= Problem =
In the material from its first line through the line holding "qr-popover — [369, 827, 749, 967]", inclusive, swap every "side-deal-card" for "side-promo-card" and leave everything else as it is. Output only those lines.
═════ Supplied records ═════
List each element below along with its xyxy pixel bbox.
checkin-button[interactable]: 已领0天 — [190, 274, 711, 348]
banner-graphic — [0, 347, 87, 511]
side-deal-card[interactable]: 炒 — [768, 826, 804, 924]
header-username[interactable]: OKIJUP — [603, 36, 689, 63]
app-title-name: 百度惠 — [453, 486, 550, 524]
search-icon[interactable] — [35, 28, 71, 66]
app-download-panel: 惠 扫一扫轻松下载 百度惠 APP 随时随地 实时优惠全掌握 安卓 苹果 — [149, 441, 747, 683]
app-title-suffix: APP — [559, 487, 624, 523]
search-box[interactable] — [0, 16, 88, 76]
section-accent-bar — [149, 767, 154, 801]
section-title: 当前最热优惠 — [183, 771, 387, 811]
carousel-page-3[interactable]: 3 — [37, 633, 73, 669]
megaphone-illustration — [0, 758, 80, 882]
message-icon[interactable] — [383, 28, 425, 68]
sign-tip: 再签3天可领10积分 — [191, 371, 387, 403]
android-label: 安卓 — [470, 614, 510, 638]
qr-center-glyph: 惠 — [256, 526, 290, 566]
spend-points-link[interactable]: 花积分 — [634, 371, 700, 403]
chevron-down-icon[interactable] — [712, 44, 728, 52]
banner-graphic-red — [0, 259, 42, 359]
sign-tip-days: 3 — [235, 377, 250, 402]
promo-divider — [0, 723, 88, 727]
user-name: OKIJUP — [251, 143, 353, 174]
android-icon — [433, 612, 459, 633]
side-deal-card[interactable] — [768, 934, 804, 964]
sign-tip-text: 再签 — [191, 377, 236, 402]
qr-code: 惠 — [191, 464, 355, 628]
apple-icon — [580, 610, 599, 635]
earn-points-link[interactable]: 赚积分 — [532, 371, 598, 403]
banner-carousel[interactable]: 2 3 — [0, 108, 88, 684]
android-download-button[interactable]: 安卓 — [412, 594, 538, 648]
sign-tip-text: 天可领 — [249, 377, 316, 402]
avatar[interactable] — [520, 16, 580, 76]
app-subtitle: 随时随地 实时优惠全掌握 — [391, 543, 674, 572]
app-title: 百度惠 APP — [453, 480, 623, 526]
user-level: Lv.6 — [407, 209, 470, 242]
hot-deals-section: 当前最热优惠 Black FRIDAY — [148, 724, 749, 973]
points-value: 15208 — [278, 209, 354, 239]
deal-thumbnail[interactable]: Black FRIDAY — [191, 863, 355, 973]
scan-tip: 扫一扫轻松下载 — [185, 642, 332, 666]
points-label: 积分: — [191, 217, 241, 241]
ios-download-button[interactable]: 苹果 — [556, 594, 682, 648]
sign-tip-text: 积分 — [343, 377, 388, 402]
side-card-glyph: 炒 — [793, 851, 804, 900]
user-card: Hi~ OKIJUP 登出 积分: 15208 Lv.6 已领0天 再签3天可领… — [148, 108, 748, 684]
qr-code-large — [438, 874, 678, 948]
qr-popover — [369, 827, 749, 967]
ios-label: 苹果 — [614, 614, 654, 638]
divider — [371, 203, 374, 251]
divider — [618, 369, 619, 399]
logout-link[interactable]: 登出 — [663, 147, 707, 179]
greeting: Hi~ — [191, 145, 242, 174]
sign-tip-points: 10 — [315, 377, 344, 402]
═════
= Response for this exercise =
List each element below along with its xyxy pixel bbox.
checkin-button[interactable]: 已领0天 — [190, 274, 711, 348]
banner-graphic — [0, 347, 87, 511]
side-promo-card[interactable]: 炒 — [768, 826, 804, 924]
header-username[interactable]: OKIJUP — [603, 36, 689, 63]
app-title-name: 百度惠 — [453, 486, 550, 524]
search-icon[interactable] — [35, 28, 71, 66]
app-download-panel: 惠 扫一扫轻松下载 百度惠 APP 随时随地 实时优惠全掌握 安卓 苹果 — [149, 441, 747, 683]
app-title-suffix: APP — [559, 487, 624, 523]
search-box[interactable] — [0, 16, 88, 76]
section-accent-bar — [149, 767, 154, 801]
section-title: 当前最热优惠 — [183, 771, 387, 811]
carousel-page-3[interactable]: 3 — [37, 633, 73, 669]
megaphone-illustration — [0, 758, 80, 882]
message-icon[interactable] — [383, 28, 425, 68]
sign-tip: 再签3天可领10积分 — [191, 371, 387, 403]
android-label: 安卓 — [470, 614, 510, 638]
qr-center-glyph: 惠 — [256, 526, 290, 566]
spend-points-link[interactable]: 花积分 — [634, 371, 700, 403]
chevron-down-icon[interactable] — [712, 44, 728, 52]
banner-graphic-red — [0, 259, 42, 359]
sign-tip-days: 3 — [235, 377, 250, 402]
promo-divider — [0, 723, 88, 727]
user-name: OKIJUP — [251, 143, 353, 174]
android-icon — [433, 612, 459, 633]
side-promo-card[interactable] — [768, 934, 804, 964]
sign-tip-text: 再签 — [191, 377, 236, 402]
qr-code: 惠 — [191, 464, 355, 628]
apple-icon — [580, 610, 599, 635]
earn-points-link[interactable]: 赚积分 — [532, 371, 598, 403]
banner-carousel[interactable]: 2 3 — [0, 108, 88, 684]
android-download-button[interactable]: 安卓 — [412, 594, 538, 648]
sign-tip-text: 天可领 — [249, 377, 316, 402]
avatar[interactable] — [520, 16, 580, 76]
app-subtitle: 随时随地 实时优惠全掌握 — [391, 543, 674, 572]
app-title: 百度惠 APP — [453, 480, 623, 526]
user-level: Lv.6 — [407, 209, 470, 242]
hot-deals-section: 当前最热优惠 Black FRIDAY — [148, 724, 749, 973]
points-value: 15208 — [278, 209, 354, 239]
deal-thumbnail[interactable]: Black FRIDAY — [191, 863, 355, 973]
scan-tip: 扫一扫轻松下载 — [185, 642, 332, 666]
points-label: 积分: — [191, 217, 241, 241]
ios-download-button[interactable]: 苹果 — [556, 594, 682, 648]
sign-tip-text: 积分 — [343, 377, 388, 402]
side-card-glyph: 炒 — [793, 851, 804, 900]
user-card: Hi~ OKIJUP 登出 积分: 15208 Lv.6 已领0天 再签3天可领… — [148, 108, 748, 684]
qr-code-large — [438, 874, 678, 948]
qr-popover — [369, 827, 749, 967]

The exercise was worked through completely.